What is expected: Leave the pictures out and print every record below exactly as it stands.

Dataset content:
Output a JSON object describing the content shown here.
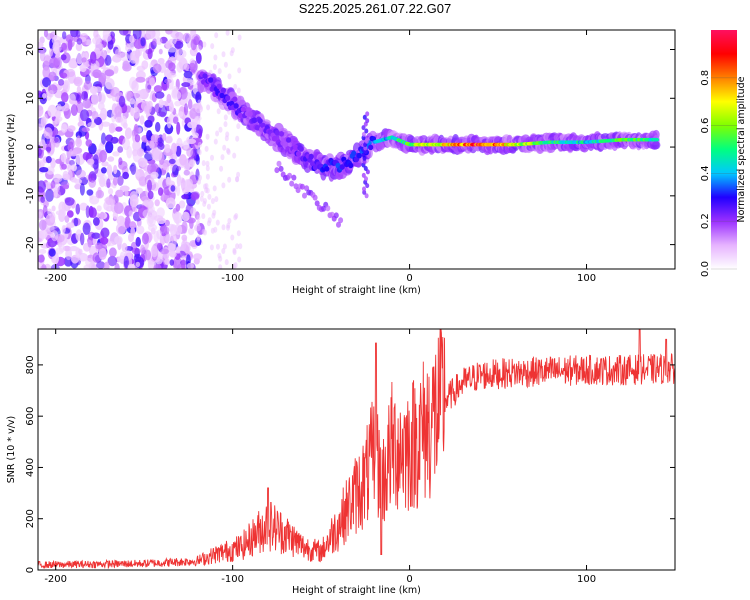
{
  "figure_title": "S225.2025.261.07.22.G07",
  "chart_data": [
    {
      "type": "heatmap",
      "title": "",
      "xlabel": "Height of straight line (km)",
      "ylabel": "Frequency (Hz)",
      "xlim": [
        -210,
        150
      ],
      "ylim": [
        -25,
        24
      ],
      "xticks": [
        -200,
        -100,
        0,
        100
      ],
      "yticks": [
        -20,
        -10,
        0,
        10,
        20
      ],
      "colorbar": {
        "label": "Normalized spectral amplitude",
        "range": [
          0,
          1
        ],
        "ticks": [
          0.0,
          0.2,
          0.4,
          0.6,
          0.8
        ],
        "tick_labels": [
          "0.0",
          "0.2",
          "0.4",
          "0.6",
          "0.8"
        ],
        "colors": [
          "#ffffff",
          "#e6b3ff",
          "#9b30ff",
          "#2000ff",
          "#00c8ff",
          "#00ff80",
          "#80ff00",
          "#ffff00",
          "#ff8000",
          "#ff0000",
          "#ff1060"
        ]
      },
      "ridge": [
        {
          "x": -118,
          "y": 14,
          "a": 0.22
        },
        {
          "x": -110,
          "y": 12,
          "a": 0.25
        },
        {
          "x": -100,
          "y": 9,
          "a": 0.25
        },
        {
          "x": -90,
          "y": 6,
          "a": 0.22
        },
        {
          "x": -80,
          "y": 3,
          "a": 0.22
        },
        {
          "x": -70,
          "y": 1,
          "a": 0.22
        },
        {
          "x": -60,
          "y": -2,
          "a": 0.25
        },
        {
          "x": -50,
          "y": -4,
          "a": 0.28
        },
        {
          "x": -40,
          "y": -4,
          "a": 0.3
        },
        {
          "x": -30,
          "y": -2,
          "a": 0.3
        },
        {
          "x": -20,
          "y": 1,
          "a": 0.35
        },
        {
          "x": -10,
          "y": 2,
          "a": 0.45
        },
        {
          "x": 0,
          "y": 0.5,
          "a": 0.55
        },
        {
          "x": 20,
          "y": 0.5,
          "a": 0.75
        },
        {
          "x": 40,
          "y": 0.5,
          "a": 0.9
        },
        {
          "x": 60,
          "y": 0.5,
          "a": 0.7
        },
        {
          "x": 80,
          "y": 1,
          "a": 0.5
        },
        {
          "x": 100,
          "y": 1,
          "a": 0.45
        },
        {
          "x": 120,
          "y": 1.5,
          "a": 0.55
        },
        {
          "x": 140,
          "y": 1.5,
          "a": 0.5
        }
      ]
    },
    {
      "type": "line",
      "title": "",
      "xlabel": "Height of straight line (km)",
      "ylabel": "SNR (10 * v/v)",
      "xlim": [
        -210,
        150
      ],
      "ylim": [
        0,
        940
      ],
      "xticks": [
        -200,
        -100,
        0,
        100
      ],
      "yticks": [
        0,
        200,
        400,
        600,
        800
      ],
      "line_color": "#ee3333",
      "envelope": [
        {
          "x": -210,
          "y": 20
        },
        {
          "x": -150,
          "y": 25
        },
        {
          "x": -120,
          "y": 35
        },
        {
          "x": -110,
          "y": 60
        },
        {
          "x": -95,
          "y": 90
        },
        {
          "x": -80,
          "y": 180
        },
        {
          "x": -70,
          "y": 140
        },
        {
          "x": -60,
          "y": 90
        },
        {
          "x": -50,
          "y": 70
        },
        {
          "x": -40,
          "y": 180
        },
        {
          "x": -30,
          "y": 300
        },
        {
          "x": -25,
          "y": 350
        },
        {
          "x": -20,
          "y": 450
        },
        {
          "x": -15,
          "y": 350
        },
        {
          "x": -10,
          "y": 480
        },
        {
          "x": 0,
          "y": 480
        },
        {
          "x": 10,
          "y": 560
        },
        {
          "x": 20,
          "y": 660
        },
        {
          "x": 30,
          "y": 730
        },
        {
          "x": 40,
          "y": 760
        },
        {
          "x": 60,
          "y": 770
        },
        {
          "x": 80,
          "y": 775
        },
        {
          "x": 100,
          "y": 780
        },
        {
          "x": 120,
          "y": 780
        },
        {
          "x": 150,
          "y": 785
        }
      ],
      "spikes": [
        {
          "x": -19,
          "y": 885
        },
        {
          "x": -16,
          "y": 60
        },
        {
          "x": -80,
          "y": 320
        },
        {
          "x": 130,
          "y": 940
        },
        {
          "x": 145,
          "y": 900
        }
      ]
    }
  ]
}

Finished answer:
Output a JSON object describing the content shown here.
{
  "figure_title": "S225.2025.261.07.22.G07",
  "chart_data": [
    {
      "type": "heatmap",
      "title": "",
      "xlabel": "Height of straight line (km)",
      "ylabel": "Frequency (Hz)",
      "xlim": [
        -210,
        150
      ],
      "ylim": [
        -25,
        24
      ],
      "xticks": [
        -200,
        -100,
        0,
        100
      ],
      "yticks": [
        -20,
        -10,
        0,
        10,
        20
      ],
      "colorbar": {
        "label": "Normalized spectral amplitude",
        "range": [
          0,
          1
        ],
        "ticks": [
          0.0,
          0.2,
          0.4,
          0.6,
          0.8
        ],
        "tick_labels": [
          "0.0",
          "0.2",
          "0.4",
          "0.6",
          "0.8"
        ],
        "colors": [
          "#ffffff",
          "#e6b3ff",
          "#9b30ff",
          "#2000ff",
          "#00c8ff",
          "#00ff80",
          "#80ff00",
          "#ffff00",
          "#ff8000",
          "#ff0000",
          "#ff1060"
        ]
      },
      "ridge": [
        {
          "x": -118,
          "y": 14,
          "a": 0.22
        },
        {
          "x": -110,
          "y": 12,
          "a": 0.25
        },
        {
          "x": -100,
          "y": 9,
          "a": 0.25
        },
        {
          "x": -90,
          "y": 6,
          "a": 0.22
        },
        {
          "x": -80,
          "y": 3,
          "a": 0.22
        },
        {
          "x": -70,
          "y": 1,
          "a": 0.22
        },
        {
          "x": -60,
          "y": -2,
          "a": 0.25
        },
        {
          "x": -50,
          "y": -4,
          "a": 0.28
        },
        {
          "x": -40,
          "y": -4,
          "a": 0.3
        },
        {
          "x": -30,
          "y": -2,
          "a": 0.3
        },
        {
          "x": -20,
          "y": 1,
          "a": 0.35
        },
        {
          "x": -10,
          "y": 2,
          "a": 0.45
        },
        {
          "x": 0,
          "y": 0.5,
          "a": 0.55
        },
        {
          "x": 20,
          "y": 0.5,
          "a": 0.75
        },
        {
          "x": 40,
          "y": 0.5,
          "a": 0.9
        },
        {
          "x": 60,
          "y": 0.5,
          "a": 0.7
        },
        {
          "x": 80,
          "y": 1,
          "a": 0.5
        },
        {
          "x": 100,
          "y": 1,
          "a": 0.45
        },
        {
          "x": 120,
          "y": 1.5,
          "a": 0.55
        },
        {
          "x": 140,
          "y": 1.5,
          "a": 0.5
        }
      ]
    },
    {
      "type": "line",
      "title": "",
      "xlabel": "Height of straight line (km)",
      "ylabel": "SNR (10 * v/v)",
      "xlim": [
        -210,
        150
      ],
      "ylim": [
        0,
        940
      ],
      "xticks": [
        -200,
        -100,
        0,
        100
      ],
      "yticks": [
        0,
        200,
        400,
        600,
        800
      ],
      "line_color": "#ee3333",
      "envelope": [
        {
          "x": -210,
          "y": 20
        },
        {
          "x": -150,
          "y": 25
        },
        {
          "x": -120,
          "y": 35
        },
        {
          "x": -110,
          "y": 60
        },
        {
          "x": -95,
          "y": 90
        },
        {
          "x": -80,
          "y": 180
        },
        {
          "x": -70,
          "y": 140
        },
        {
          "x": -60,
          "y": 90
        },
        {
          "x": -50,
          "y": 70
        },
        {
          "x": -40,
          "y": 180
        },
        {
          "x": -30,
          "y": 300
        },
        {
          "x": -25,
          "y": 350
        },
        {
          "x": -20,
          "y": 450
        },
        {
          "x": -15,
          "y": 350
        },
        {
          "x": -10,
          "y": 480
        },
        {
          "x": 0,
          "y": 480
        },
        {
          "x": 10,
          "y": 560
        },
        {
          "x": 20,
          "y": 660
        },
        {
          "x": 30,
          "y": 730
        },
        {
          "x": 40,
          "y": 760
        },
        {
          "x": 60,
          "y": 770
        },
        {
          "x": 80,
          "y": 775
        },
        {
          "x": 100,
          "y": 780
        },
        {
          "x": 120,
          "y": 780
        },
        {
          "x": 150,
          "y": 785
        }
      ],
      "spikes": [
        {
          "x": -19,
          "y": 885
        },
        {
          "x": -16,
          "y": 60
        },
        {
          "x": -80,
          "y": 320
        },
        {
          "x": 130,
          "y": 940
        },
        {
          "x": 145,
          "y": 900
        }
      ]
    }
  ]
}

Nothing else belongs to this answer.